§ **Records supplied**:
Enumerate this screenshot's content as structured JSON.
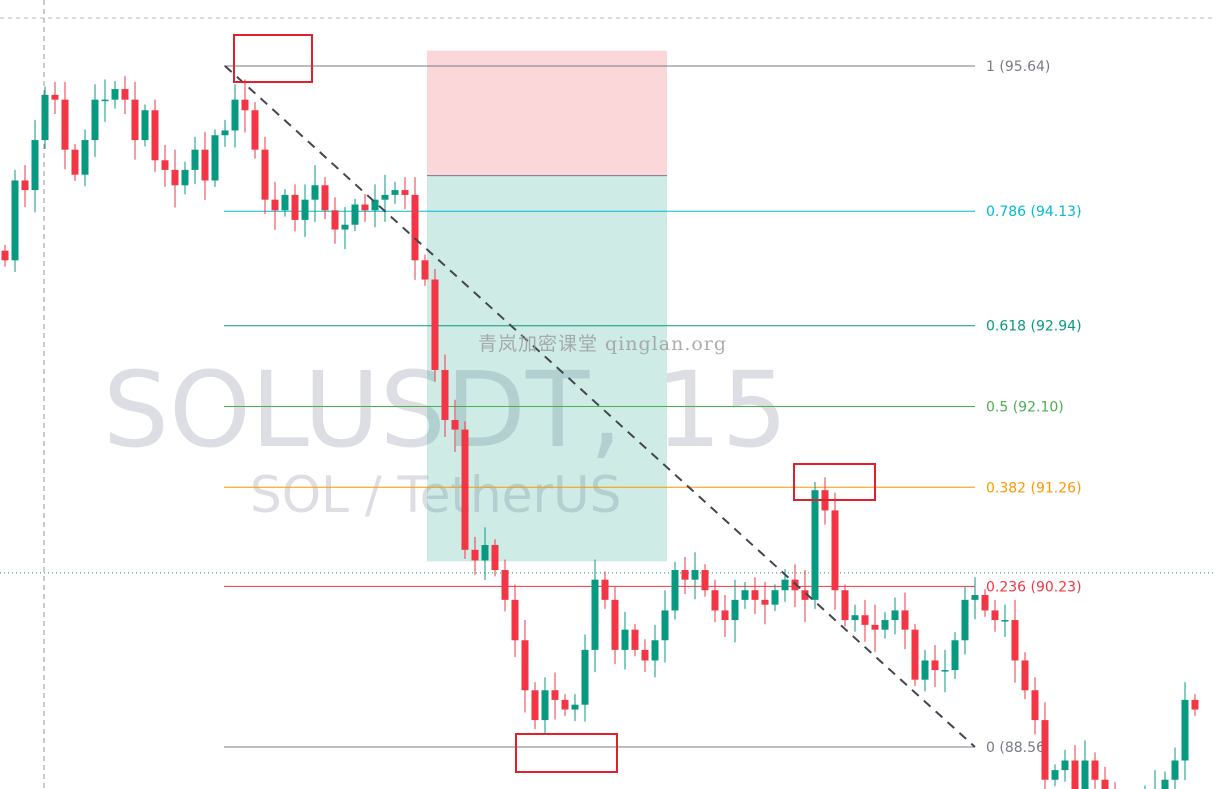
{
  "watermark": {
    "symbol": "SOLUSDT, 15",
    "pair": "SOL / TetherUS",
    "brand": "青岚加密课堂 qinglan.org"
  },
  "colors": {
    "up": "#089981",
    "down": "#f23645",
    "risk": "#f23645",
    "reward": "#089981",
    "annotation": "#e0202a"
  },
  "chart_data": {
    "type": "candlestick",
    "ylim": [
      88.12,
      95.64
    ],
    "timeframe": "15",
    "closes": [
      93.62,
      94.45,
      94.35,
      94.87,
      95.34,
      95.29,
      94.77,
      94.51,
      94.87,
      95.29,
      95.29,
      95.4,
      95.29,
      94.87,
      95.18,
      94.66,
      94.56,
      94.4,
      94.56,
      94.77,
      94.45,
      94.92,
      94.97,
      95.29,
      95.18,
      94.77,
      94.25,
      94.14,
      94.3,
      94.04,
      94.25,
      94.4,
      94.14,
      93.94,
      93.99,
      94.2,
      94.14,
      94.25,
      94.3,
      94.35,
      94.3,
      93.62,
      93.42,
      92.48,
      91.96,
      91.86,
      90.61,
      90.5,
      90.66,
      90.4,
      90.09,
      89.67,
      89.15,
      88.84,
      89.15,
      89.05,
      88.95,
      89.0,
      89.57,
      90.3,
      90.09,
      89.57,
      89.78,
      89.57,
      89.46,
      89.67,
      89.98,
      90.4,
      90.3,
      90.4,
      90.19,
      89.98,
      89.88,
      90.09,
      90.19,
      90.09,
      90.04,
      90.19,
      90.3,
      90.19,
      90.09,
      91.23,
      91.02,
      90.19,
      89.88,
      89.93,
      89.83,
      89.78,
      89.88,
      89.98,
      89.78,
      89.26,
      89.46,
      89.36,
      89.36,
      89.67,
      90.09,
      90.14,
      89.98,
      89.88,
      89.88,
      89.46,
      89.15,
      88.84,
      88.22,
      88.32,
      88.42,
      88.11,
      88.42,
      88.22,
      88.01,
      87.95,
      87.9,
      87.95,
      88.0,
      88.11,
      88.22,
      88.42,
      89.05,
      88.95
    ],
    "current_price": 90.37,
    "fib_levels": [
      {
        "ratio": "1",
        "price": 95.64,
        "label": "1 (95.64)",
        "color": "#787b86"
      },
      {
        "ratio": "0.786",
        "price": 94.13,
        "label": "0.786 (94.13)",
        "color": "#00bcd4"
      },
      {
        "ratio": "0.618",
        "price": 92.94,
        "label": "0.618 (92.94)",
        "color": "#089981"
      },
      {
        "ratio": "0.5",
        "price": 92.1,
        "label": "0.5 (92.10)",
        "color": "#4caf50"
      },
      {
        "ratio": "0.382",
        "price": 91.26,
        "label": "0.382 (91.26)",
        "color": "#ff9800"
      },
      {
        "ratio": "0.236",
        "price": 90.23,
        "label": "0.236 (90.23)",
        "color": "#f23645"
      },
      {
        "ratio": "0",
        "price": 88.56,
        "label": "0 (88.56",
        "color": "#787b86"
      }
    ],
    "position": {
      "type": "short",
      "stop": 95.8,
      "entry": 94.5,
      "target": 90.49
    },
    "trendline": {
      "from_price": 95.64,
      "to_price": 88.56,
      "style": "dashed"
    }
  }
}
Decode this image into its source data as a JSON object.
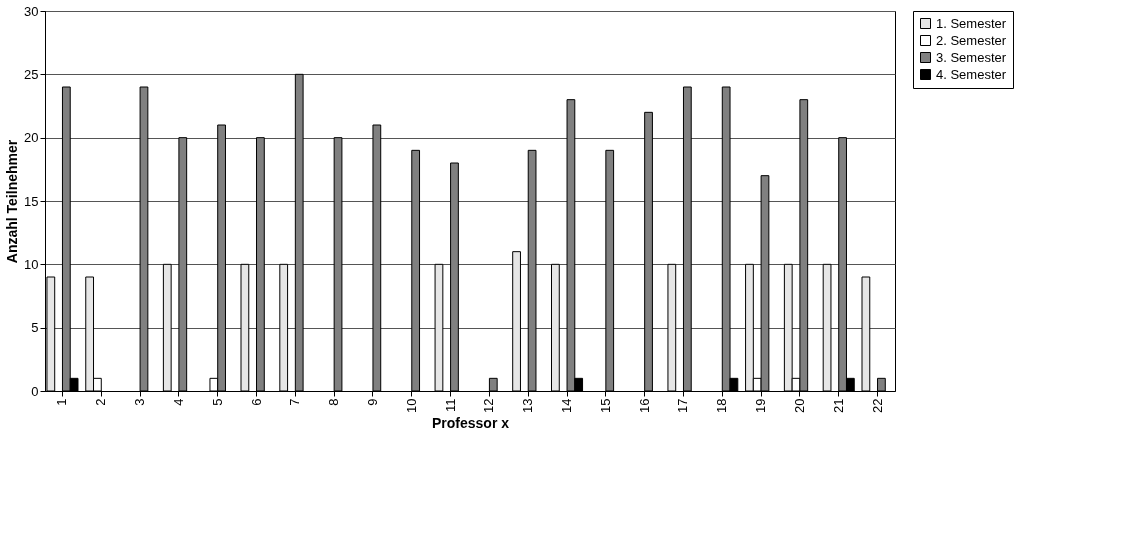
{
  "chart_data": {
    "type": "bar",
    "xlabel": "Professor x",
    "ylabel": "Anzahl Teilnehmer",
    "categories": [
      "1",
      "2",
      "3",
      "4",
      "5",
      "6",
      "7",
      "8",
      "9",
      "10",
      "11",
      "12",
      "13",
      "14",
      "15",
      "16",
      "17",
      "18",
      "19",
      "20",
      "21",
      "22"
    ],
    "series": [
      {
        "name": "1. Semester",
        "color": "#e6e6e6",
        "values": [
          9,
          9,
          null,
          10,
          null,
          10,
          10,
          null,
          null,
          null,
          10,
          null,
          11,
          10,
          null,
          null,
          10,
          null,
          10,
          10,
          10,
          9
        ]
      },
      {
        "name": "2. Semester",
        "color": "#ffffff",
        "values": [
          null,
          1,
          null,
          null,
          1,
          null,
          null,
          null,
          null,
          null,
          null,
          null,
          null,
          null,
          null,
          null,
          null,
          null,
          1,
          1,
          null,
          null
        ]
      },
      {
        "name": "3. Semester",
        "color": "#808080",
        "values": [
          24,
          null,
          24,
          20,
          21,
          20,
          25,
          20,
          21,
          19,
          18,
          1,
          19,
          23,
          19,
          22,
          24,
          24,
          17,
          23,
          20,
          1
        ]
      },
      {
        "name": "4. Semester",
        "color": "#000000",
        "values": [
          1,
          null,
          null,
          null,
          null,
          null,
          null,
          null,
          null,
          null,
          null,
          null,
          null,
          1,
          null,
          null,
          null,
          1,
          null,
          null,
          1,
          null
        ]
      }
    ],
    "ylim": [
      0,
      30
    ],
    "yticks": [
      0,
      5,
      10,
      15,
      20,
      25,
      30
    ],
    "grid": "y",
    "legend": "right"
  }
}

§ **What is being asked**: Exclude the pictures and transcribe all of the entries exactly.

§ **Finished answer**:
Enumerate this screenshot's content as structured JSON.
{
  "watermark": {
    "symbol": "SOLUSDT, 15",
    "pair": "SOL / TetherUS",
    "brand": "青岚加密课堂 qinglan.org"
  },
  "colors": {
    "up": "#089981",
    "down": "#f23645",
    "risk": "#f23645",
    "reward": "#089981",
    "annotation": "#e0202a"
  },
  "chart_data": {
    "type": "candlestick",
    "ylim": [
      88.12,
      95.64
    ],
    "timeframe": "15",
    "closes": [
      93.62,
      94.45,
      94.35,
      94.87,
      95.34,
      95.29,
      94.77,
      94.51,
      94.87,
      95.29,
      95.29,
      95.4,
      95.29,
      94.87,
      95.18,
      94.66,
      94.56,
      94.4,
      94.56,
      94.77,
      94.45,
      94.92,
      94.97,
      95.29,
      95.18,
      94.77,
      94.25,
      94.14,
      94.3,
      94.04,
      94.25,
      94.4,
      94.14,
      93.94,
      93.99,
      94.2,
      94.14,
      94.25,
      94.3,
      94.35,
      94.3,
      93.62,
      93.42,
      92.48,
      91.96,
      91.86,
      90.61,
      90.5,
      90.66,
      90.4,
      90.09,
      89.67,
      89.15,
      88.84,
      89.15,
      89.05,
      88.95,
      89.0,
      89.57,
      90.3,
      90.09,
      89.57,
      89.78,
      89.57,
      89.46,
      89.67,
      89.98,
      90.4,
      90.3,
      90.4,
      90.19,
      89.98,
      89.88,
      90.09,
      90.19,
      90.09,
      90.04,
      90.19,
      90.3,
      90.19,
      90.09,
      91.23,
      91.02,
      90.19,
      89.88,
      89.93,
      89.83,
      89.78,
      89.88,
      89.98,
      89.78,
      89.26,
      89.46,
      89.36,
      89.36,
      89.67,
      90.09,
      90.14,
      89.98,
      89.88,
      89.88,
      89.46,
      89.15,
      88.84,
      88.22,
      88.32,
      88.42,
      88.11,
      88.42,
      88.22,
      88.01,
      87.95,
      87.9,
      87.95,
      88.0,
      88.11,
      88.22,
      88.42,
      89.05,
      88.95
    ],
    "current_price": 90.37,
    "fib_levels": [
      {
        "ratio": "1",
        "price": 95.64,
        "label": "1 (95.64)",
        "color": "#787b86"
      },
      {
        "ratio": "0.786",
        "price": 94.13,
        "label": "0.786 (94.13)",
        "color": "#00bcd4"
      },
      {
        "ratio": "0.618",
        "price": 92.94,
        "label": "0.618 (92.94)",
        "color": "#089981"
      },
      {
        "ratio": "0.5",
        "price": 92.1,
        "label": "0.5 (92.10)",
        "color": "#4caf50"
      },
      {
        "ratio": "0.382",
        "price": 91.26,
        "label": "0.382 (91.26)",
        "color": "#ff9800"
      },
      {
        "ratio": "0.236",
        "price": 90.23,
        "label": "0.236 (90.23)",
        "color": "#f23645"
      },
      {
        "ratio": "0",
        "price": 88.56,
        "label": "0 (88.56",
        "color": "#787b86"
      }
    ],
    "position": {
      "type": "short",
      "stop": 95.8,
      "entry": 94.5,
      "target": 90.49
    },
    "trendline": {
      "from_price": 95.64,
      "to_price": 88.56,
      "style": "dashed"
    }
  }
}
Decode this image into its source data as a JSON object.
{
  "chart_data": {
    "type": "bar",
    "xlabel": "Professor x",
    "ylabel": "Anzahl Teilnehmer",
    "categories": [
      "1",
      "2",
      "3",
      "4",
      "5",
      "6",
      "7",
      "8",
      "9",
      "10",
      "11",
      "12",
      "13",
      "14",
      "15",
      "16",
      "17",
      "18",
      "19",
      "20",
      "21",
      "22"
    ],
    "series": [
      {
        "name": "1. Semester",
        "color": "#e6e6e6",
        "values": [
          9,
          9,
          null,
          10,
          null,
          10,
          10,
          null,
          null,
          null,
          10,
          null,
          11,
          10,
          null,
          null,
          10,
          null,
          10,
          10,
          10,
          9
        ]
      },
      {
        "name": "2. Semester",
        "color": "#ffffff",
        "values": [
          null,
          1,
          null,
          null,
          1,
          null,
          null,
          null,
          null,
          null,
          null,
          null,
          null,
          null,
          null,
          null,
          null,
          null,
          1,
          1,
          null,
          null
        ]
      },
      {
        "name": "3. Semester",
        "color": "#808080",
        "values": [
          24,
          null,
          24,
          20,
          21,
          20,
          25,
          20,
          21,
          19,
          18,
          1,
          19,
          23,
          19,
          22,
          24,
          24,
          17,
          23,
          20,
          1
        ]
      },
      {
        "name": "4. Semester",
        "color": "#000000",
        "values": [
          1,
          null,
          null,
          null,
          null,
          null,
          null,
          null,
          null,
          null,
          null,
          null,
          null,
          1,
          null,
          null,
          null,
          1,
          null,
          null,
          1,
          null
        ]
      }
    ],
    "ylim": [
      0,
      30
    ],
    "yticks": [
      0,
      5,
      10,
      15,
      20,
      25,
      30
    ],
    "grid": "y",
    "legend": "right"
  }
}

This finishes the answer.